- [What needs to be done]: Show all lines that include the string "Island"; copy each one.

- [Input]:
_ _ _ _ _

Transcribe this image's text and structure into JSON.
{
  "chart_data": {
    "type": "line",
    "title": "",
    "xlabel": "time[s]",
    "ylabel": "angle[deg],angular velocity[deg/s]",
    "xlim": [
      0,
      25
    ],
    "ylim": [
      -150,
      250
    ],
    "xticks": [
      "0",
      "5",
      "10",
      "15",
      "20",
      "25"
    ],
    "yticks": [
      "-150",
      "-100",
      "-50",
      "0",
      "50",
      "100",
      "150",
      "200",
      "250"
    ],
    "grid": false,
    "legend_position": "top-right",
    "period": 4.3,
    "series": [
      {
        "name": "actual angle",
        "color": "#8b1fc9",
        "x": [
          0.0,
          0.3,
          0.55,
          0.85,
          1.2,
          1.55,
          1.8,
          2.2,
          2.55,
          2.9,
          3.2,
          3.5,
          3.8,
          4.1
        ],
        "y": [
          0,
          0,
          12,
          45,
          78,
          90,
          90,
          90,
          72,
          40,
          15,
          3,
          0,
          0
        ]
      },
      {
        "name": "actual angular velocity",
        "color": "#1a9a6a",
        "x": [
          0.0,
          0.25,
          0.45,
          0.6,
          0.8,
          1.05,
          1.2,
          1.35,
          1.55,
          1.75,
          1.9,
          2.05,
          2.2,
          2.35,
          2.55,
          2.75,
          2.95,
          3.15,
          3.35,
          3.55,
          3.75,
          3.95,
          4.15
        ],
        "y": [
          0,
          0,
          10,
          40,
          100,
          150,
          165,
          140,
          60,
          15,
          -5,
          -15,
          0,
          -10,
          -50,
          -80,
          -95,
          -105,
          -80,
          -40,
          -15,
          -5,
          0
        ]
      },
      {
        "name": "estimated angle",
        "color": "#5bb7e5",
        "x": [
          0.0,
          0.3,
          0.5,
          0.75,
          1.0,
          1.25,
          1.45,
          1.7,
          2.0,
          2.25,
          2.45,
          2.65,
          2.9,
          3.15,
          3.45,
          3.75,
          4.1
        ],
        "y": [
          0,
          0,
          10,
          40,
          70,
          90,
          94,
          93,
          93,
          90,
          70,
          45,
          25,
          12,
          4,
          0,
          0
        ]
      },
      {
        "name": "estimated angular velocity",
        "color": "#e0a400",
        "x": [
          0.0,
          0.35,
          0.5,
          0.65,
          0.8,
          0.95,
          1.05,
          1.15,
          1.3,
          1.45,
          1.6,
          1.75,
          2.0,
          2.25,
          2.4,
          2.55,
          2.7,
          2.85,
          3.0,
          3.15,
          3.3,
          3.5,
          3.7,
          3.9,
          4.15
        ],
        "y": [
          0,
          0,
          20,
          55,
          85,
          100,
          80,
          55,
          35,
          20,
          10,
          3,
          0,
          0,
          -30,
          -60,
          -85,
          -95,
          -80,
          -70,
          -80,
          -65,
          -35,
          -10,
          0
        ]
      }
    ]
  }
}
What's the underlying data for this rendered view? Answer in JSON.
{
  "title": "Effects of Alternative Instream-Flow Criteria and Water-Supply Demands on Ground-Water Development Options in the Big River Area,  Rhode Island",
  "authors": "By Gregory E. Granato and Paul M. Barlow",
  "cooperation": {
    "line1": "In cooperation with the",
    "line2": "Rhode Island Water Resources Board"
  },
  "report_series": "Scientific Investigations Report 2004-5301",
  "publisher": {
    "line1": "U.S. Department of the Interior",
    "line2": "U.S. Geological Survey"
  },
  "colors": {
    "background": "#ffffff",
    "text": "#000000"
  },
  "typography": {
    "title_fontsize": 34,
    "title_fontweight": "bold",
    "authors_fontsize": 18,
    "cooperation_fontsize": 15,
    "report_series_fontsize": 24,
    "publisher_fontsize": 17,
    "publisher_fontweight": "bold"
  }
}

_ _ _ _ _

- [Final result]:
  "title": "Effects of Alternative Instream-Flow Criteria and Water-Supply Demands on Ground-Water Development Options in the Big River Area,  Rhode Island",
    "line2": "Rhode Island Water Resources Board"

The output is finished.